Records from a data collection
══════════════════════════════
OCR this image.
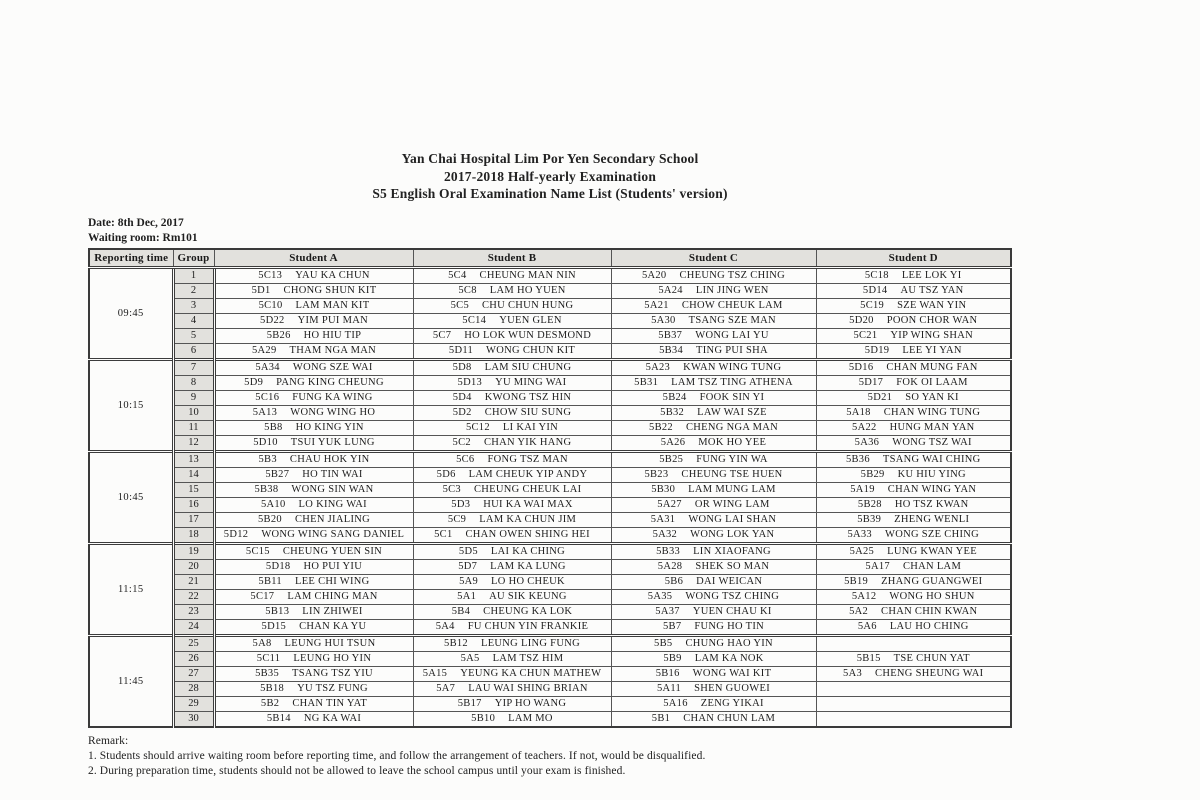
Yan Chai Hospital Lim Por Yen Secondary School
2017-2018 Half-yearly Examination
S5 English Oral Examination Name List (Students' version)
Date: 8th Dec, 2017
Waiting room: Rm101
Reporting time	Group	Student A	Student B	Student C	Student D
09:45	1	5C13 YAU KA CHUN	5C4 CHEUNG MAN NIN	5A20 CHEUNG TSZ CHING	5C18 LEE LOK YI
	2	5D1 CHONG SHUN KIT	5C8 LAM HO YUEN	5A24 LIN JING WEN	5D14 AU TSZ YAN
	3	5C10 LAM MAN KIT	5C5 CHU CHUN HUNG	5A21 CHOW CHEUK LAM	5C19 SZE WAN YIN
	4	5D22 YIM PUI MAN	5C14 YUEN GLEN	5A30 TSANG SZE MAN	5D20 POON CHOR WAN
	5	5B26 HO HIU TIP	5C7 HO LOK WUN DESMOND	5B37 WONG LAI YU	5C21 YIP WING SHAN
	6	5A29 THAM NGA MAN	5D11 WONG CHUN KIT	5B34 TING PUI SHA	5D19 LEE YI YAN
10:15	7	5A34 WONG SZE WAI	5D8 LAM SIU CHUNG	5A23 KWAN WING TUNG	5D16 CHAN MUNG FAN
	8	5D9 PANG KING CHEUNG	5D13 YU MING WAI	5B31 LAM TSZ TING ATHENA	5D17 FOK OI LAAM
	9	5C16 FUNG KA WING	5D4 KWONG TSZ HIN	5B24 FOOK SIN YI	5D21 SO YAN KI
	10	5A13 WONG WING HO	5D2 CHOW SIU SUNG	5B32 LAW WAI SZE	5A18 CHAN WING TUNG
	11	5B8 HO KING YIN	5C12 LI KAI YIN	5B22 CHENG NGA MAN	5A22 HUNG MAN YAN
	12	5D10 TSUI YUK LUNG	5C2 CHAN YIK HANG	5A26 MOK HO YEE	5A36 WONG TSZ WAI
10:45	13	5B3 CHAU HOK YIN	5C6 FONG TSZ MAN	5B25 FUNG YIN WA	5B36 TSANG WAI CHING
	14	5B27 HO TIN WAI	5D6 LAM CHEUK YIP ANDY	5B23 CHEUNG TSE HUEN	5B29 KU HIU YING
	15	5B38 WONG SIN WAN	5C3 CHEUNG CHEUK LAI	5B30 LAM MUNG LAM	5A19 CHAN WING YAN
	16	5A10 LO KING WAI	5D3 HUI KA WAI MAX	5A27 OR WING LAM	5B28 HO TSZ KWAN
	17	5B20 CHEN JIALING	5C9 LAM KA CHUN JIM	5A31 WONG LAI SHAN	5B39 ZHENG WENLI
	18	5D12 WONG WING SANG DANIEL	5C1 CHAN OWEN SHING HEI	5A32 WONG LOK YAN	5A33 WONG SZE CHING
11:15	19	5C15 CHEUNG YUEN SIN	5D5 LAI KA CHING	5B33 LIN XIAOFANG	5A25 LUNG KWAN YEE
	20	5D18 HO PUI YIU	5D7 LAM KA LUNG	5A28 SHEK SO MAN	5A17 CHAN LAM
	21	5B11 LEE CHI WING	5A9 LO HO CHEUK	5B6 DAI WEICAN	5B19 ZHANG GUANGWEI
	22	5C17 LAM CHING MAN	5A1 AU SIK KEUNG	5A35 WONG TSZ CHING	5A12 WONG HO SHUN
	23	5B13 LIN ZHIWEI	5B4 CHEUNG KA LOK	5A37 YUEN CHAU KI	5A2 CHAN CHIN KWAN
	24	5D15 CHAN KA YU	5A4 FU CHUN YIN FRANKIE	5B7 FUNG HO TIN	5A6 LAU HO CHING
11:45	25	5A8 LEUNG HUI TSUN	5B12 LEUNG LING FUNG	5B5 CHUNG HAO YIN	
	26	5C11 LEUNG HO YIN	5A5 LAM TSZ HIM	5B9 LAM KA NOK	5B15 TSE CHUN YAT
	27	5B35 TSANG TSZ YIU	5A15 YEUNG KA CHUN MATHEW	5B16 WONG WAI KIT	5A3 CHENG SHEUNG WAI
	28	5B18 YU TSZ FUNG	5A7 LAU WAI SHING BRIAN	5A11 SHEN GUOWEI	
	29	5B2 CHAN TIN YAT	5B17 YIP HO WANG	5A16 ZENG YIKAI	
	30	5B14 NG KA WAI	5B10 LAM MO	5B1 CHAN CHUN LAM	
Remark:
1. Students should arrive waiting room before reporting time, and follow the arrangement of teachers. If not, would be disqualified.
2. During preparation time, students should not be allowed to leave the school campus until your exam is finished.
══════════════════════════════
YOUR OBJECTIVE:
Print all the records again exactly; do not include any picture.

THE SOLUTION:
OCR this image.
Yan Chai Hospital Lim Por Yen Secondary School
2017-2018 Half-yearly Examination
S5 English Oral Examination Name List (Students' version)
Date: 8th Dec, 2017
Waiting room: Rm101
Reporting time	Group	Student A	Student B	Student C	Student D
09:45	1	5C13 YAU KA CHUN	5C4 CHEUNG MAN NIN	5A20 CHEUNG TSZ CHING	5C18 LEE LOK YI
	2	5D1 CHONG SHUN KIT	5C8 LAM HO YUEN	5A24 LIN JING WEN	5D14 AU TSZ YAN
	3	5C10 LAM MAN KIT	5C5 CHU CHUN HUNG	5A21 CHOW CHEUK LAM	5C19 SZE WAN YIN
	4	5D22 YIM PUI MAN	5C14 YUEN GLEN	5A30 TSANG SZE MAN	5D20 POON CHOR WAN
	5	5B26 HO HIU TIP	5C7 HO LOK WUN DESMOND	5B37 WONG LAI YU	5C21 YIP WING SHAN
	6	5A29 THAM NGA MAN	5D11 WONG CHUN KIT	5B34 TING PUI SHA	5D19 LEE YI YAN
10:15	7	5A34 WONG SZE WAI	5D8 LAM SIU CHUNG	5A23 KWAN WING TUNG	5D16 CHAN MUNG FAN
	8	5D9 PANG KING CHEUNG	5D13 YU MING WAI	5B31 LAM TSZ TING ATHENA	5D17 FOK OI LAAM
	9	5C16 FUNG KA WING	5D4 KWONG TSZ HIN	5B24 FOOK SIN YI	5D21 SO YAN KI
	10	5A13 WONG WING HO	5D2 CHOW SIU SUNG	5B32 LAW WAI SZE	5A18 CHAN WING TUNG
	11	5B8 HO KING YIN	5C12 LI KAI YIN	5B22 CHENG NGA MAN	5A22 HUNG MAN YAN
	12	5D10 TSUI YUK LUNG	5C2 CHAN YIK HANG	5A26 MOK HO YEE	5A36 WONG TSZ WAI
10:45	13	5B3 CHAU HOK YIN	5C6 FONG TSZ MAN	5B25 FUNG YIN WA	5B36 TSANG WAI CHING
	14	5B27 HO TIN WAI	5D6 LAM CHEUK YIP ANDY	5B23 CHEUNG TSE HUEN	5B29 KU HIU YING
	15	5B38 WONG SIN WAN	5C3 CHEUNG CHEUK LAI	5B30 LAM MUNG LAM	5A19 CHAN WING YAN
	16	5A10 LO KING WAI	5D3 HUI KA WAI MAX	5A27 OR WING LAM	5B28 HO TSZ KWAN
	17	5B20 CHEN JIALING	5C9 LAM KA CHUN JIM	5A31 WONG LAI SHAN	5B39 ZHENG WENLI
	18	5D12 WONG WING SANG DANIEL	5C1 CHAN OWEN SHING HEI	5A32 WONG LOK YAN	5A33 WONG SZE CHING
11:15	19	5C15 CHEUNG YUEN SIN	5D5 LAI KA CHING	5B33 LIN XIAOFANG	5A25 LUNG KWAN YEE
	20	5D18 HO PUI YIU	5D7 LAM KA LUNG	5A28 SHEK SO MAN	5A17 CHAN LAM
	21	5B11 LEE CHI WING	5A9 LO HO CHEUK	5B6 DAI WEICAN	5B19 ZHANG GUANGWEI
	22	5C17 LAM CHING MAN	5A1 AU SIK KEUNG	5A35 WONG TSZ CHING	5A12 WONG HO SHUN
	23	5B13 LIN ZHIWEI	5B4 CHEUNG KA LOK	5A37 YUEN CHAU KI	5A2 CHAN CHIN KWAN
	24	5D15 CHAN KA YU	5A4 FU CHUN YIN FRANKIE	5B7 FUNG HO TIN	5A6 LAU HO CHING
11:45	25	5A8 LEUNG HUI TSUN	5B12 LEUNG LING FUNG	5B5 CHUNG HAO YIN	
	26	5C11 LEUNG HO YIN	5A5 LAM TSZ HIM	5B9 LAM KA NOK	5B15 TSE CHUN YAT
	27	5B35 TSANG TSZ YIU	5A15 YEUNG KA CHUN MATHEW	5B16 WONG WAI KIT	5A3 CHENG SHEUNG WAI
	28	5B18 YU TSZ FUNG	5A7 LAU WAI SHING BRIAN	5A11 SHEN GUOWEI	
	29	5B2 CHAN TIN YAT	5B17 YIP HO WANG	5A16 ZENG YIKAI	
	30	5B14 NG KA WAI	5B10 LAM MO	5B1 CHAN CHUN LAM	
Remark:
1. Students should arrive waiting room before reporting time, and follow the arrangement of teachers. If not, would be disqualified.
2. During preparation time, students should not be allowed to leave the school campus until your exam is finished.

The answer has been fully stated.